(What to work on):
Search the material below for the string "возрасте" and list each line that holds it.

:::::

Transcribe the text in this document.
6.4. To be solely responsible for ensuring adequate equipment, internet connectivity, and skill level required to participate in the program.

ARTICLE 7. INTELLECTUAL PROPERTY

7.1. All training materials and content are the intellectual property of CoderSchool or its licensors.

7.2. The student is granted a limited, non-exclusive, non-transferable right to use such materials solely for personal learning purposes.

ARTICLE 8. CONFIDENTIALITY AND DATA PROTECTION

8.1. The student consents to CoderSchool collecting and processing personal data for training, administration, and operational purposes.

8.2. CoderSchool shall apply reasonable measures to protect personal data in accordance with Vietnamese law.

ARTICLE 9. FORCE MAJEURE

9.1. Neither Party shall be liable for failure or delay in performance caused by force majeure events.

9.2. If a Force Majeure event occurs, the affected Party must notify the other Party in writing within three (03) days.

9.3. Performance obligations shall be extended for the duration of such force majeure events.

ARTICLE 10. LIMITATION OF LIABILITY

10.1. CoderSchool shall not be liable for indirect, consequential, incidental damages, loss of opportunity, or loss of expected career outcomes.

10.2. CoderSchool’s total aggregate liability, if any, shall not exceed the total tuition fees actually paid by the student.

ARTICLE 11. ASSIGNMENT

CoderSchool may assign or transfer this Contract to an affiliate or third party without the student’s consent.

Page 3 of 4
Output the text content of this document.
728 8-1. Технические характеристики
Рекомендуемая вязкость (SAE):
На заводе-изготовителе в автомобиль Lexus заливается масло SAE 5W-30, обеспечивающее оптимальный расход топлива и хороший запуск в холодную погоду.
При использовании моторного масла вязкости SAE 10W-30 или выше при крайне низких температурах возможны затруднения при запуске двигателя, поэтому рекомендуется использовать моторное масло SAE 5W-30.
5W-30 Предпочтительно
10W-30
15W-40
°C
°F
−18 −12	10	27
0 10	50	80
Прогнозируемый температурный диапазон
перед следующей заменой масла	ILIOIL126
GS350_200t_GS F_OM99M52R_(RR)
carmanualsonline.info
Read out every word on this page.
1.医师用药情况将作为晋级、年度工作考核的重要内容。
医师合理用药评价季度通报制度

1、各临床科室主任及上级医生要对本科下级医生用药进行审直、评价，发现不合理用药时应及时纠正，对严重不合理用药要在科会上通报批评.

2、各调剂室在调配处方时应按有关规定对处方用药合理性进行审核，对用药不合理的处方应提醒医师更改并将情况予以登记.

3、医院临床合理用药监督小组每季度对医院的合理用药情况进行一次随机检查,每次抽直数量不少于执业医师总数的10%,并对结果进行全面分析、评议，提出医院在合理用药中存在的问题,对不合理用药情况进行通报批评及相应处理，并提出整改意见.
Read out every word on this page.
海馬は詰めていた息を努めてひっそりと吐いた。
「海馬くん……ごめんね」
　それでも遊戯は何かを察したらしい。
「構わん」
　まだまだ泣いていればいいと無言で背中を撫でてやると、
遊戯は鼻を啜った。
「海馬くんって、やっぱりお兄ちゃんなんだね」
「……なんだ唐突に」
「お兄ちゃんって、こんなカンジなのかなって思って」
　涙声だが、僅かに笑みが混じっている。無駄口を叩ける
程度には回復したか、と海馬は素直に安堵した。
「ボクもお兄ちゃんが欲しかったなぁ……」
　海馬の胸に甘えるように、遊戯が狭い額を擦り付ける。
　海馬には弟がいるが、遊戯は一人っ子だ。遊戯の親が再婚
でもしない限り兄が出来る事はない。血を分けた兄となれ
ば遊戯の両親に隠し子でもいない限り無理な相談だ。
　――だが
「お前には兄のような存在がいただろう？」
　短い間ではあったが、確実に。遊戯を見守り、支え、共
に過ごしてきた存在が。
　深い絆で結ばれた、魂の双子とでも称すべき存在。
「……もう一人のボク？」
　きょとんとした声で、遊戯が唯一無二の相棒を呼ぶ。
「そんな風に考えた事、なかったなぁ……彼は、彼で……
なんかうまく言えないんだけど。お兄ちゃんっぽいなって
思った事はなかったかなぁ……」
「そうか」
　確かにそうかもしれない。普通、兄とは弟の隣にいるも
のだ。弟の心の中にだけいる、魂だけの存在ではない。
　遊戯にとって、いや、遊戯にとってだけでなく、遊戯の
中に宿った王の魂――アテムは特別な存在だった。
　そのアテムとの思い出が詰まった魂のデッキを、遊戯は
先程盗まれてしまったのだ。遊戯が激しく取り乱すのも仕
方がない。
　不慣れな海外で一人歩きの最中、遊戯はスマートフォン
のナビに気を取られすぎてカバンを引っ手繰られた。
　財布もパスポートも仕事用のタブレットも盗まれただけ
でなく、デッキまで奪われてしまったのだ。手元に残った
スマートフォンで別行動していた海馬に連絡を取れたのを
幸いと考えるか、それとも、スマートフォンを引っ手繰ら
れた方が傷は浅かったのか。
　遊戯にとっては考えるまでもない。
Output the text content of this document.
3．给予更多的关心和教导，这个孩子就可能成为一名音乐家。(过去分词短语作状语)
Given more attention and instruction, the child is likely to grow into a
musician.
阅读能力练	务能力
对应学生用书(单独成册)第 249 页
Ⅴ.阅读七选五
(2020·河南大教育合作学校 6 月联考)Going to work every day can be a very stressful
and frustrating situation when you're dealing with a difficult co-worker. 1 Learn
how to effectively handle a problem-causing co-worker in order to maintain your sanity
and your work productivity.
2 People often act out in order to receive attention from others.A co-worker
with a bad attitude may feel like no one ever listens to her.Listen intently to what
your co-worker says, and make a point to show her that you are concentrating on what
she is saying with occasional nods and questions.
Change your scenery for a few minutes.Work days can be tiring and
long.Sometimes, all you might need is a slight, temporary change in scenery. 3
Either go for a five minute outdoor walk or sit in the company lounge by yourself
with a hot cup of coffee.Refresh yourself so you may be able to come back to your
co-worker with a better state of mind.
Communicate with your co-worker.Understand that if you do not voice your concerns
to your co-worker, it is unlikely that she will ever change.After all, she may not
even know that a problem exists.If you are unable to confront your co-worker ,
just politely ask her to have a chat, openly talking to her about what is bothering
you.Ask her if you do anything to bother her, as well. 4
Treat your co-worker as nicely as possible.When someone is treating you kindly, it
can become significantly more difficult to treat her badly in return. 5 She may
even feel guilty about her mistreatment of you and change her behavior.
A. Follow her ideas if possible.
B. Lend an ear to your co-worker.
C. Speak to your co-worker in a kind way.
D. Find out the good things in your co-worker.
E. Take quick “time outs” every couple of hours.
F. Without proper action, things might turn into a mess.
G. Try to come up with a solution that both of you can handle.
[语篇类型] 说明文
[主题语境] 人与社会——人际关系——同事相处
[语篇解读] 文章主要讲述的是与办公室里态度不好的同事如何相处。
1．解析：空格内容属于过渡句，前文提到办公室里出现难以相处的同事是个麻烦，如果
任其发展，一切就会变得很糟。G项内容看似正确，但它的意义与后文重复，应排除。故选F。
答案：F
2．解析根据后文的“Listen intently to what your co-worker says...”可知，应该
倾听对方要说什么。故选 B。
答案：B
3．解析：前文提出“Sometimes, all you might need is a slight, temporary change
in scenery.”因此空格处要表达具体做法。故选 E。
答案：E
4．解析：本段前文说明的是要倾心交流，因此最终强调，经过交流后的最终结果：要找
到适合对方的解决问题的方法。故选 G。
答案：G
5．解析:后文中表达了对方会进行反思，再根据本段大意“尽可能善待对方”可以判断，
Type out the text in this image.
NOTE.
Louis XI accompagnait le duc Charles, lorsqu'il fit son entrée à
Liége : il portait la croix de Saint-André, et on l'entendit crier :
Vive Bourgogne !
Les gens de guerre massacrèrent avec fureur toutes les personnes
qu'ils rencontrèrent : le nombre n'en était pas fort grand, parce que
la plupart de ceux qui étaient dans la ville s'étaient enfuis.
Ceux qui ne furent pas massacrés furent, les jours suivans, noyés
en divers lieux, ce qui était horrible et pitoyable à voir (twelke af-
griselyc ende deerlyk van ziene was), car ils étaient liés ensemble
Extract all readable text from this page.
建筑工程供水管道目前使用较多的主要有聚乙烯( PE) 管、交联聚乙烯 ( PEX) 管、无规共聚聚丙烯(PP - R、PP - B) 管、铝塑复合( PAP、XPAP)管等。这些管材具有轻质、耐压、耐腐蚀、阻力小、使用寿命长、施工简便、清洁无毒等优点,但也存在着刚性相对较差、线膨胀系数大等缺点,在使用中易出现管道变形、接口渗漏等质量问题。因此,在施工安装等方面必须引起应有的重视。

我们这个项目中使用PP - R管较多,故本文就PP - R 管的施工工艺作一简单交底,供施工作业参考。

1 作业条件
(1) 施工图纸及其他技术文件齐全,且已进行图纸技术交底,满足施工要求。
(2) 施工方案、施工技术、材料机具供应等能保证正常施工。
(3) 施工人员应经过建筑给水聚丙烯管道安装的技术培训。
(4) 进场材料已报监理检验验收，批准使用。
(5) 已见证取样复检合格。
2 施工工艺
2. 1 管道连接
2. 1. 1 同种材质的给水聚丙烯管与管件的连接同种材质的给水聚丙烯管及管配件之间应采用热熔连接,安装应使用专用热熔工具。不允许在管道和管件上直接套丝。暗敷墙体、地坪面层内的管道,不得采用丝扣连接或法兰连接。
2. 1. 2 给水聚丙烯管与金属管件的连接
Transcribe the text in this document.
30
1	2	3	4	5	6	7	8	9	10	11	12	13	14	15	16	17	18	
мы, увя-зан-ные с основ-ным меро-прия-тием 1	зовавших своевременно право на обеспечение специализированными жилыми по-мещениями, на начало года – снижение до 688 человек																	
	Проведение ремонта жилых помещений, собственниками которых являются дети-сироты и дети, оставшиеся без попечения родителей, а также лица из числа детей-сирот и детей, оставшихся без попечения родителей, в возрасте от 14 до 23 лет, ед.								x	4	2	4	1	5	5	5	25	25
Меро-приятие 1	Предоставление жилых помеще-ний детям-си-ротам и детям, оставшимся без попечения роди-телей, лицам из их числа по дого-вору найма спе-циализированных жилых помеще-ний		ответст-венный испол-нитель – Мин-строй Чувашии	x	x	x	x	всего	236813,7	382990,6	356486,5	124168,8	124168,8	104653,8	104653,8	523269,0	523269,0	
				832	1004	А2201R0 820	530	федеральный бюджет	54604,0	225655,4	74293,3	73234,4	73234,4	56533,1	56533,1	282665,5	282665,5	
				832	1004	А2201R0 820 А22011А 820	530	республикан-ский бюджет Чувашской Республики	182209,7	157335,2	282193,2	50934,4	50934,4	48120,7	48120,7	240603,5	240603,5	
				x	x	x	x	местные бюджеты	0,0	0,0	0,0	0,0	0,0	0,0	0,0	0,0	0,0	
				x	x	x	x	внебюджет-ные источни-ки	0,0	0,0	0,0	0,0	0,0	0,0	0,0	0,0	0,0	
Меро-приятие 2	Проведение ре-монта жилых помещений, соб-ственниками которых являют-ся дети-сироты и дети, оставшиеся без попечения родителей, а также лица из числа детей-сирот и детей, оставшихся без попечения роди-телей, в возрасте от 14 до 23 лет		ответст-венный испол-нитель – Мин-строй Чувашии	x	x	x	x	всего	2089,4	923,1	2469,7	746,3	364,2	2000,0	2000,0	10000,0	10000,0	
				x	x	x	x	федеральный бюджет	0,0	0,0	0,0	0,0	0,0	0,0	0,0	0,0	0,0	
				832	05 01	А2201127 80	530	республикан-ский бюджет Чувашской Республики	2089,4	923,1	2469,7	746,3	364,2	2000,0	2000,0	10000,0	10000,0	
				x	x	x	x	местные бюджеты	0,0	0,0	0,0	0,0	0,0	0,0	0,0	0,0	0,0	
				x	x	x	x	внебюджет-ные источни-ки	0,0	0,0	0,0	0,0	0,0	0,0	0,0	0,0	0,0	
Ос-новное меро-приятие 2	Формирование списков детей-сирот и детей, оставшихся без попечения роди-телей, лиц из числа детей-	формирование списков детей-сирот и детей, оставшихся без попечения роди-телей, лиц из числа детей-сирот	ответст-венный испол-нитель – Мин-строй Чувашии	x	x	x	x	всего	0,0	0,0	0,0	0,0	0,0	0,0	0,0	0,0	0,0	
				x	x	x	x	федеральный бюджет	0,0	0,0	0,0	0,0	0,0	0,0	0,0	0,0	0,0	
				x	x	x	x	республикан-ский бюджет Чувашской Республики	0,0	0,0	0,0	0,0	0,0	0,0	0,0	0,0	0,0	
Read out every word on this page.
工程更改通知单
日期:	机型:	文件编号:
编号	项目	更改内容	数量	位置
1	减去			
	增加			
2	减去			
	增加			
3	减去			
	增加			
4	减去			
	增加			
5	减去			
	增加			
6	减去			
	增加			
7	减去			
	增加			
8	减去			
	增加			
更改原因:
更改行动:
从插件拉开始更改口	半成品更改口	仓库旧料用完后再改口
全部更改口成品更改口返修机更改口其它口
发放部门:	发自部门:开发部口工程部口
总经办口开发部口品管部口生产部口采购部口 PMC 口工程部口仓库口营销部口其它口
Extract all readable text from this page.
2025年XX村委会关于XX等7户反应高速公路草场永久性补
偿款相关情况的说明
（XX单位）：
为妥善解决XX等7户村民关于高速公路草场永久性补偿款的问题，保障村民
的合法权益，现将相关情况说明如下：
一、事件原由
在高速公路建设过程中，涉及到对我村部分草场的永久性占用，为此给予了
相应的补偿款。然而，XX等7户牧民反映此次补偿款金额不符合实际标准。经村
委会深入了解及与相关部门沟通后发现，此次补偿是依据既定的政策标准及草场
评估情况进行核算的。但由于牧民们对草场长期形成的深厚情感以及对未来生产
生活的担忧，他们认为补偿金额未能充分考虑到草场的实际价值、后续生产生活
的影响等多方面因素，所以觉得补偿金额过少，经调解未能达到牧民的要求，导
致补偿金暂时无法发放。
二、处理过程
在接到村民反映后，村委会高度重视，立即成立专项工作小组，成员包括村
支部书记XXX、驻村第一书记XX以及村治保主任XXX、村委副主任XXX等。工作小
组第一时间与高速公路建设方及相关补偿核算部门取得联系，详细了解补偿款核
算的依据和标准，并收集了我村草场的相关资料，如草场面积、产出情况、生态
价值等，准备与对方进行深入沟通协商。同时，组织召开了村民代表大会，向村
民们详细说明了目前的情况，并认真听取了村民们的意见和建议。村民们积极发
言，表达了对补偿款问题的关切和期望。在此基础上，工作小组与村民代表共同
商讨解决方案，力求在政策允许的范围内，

:::::

(Solution to this task):
	Проведение ремонта жилых помещений, собственниками которых являются дети-сироты и дети, оставшиеся без попечения родителей, а также лица из числа детей-сирот и детей, оставшихся без попечения родителей, в возрасте от 14 до 23 лет, ед.								x	4	2	4	1	5	5	5	25	25
Меро-приятие 2	Проведение ре-монта жилых помещений, соб-ственниками которых являют-ся дети-сироты и дети, оставшиеся без попечения родителей, а также лица из числа детей-сирот и детей, оставшихся без попечения роди-телей, в возрасте от 14 до 23 лет		ответст-венный испол-нитель – Мин-строй Чувашии	x	x	x	x	всего	2089,4	923,1	2469,7	746,3	364,2	2000,0	2000,0	10000,0	10000,0	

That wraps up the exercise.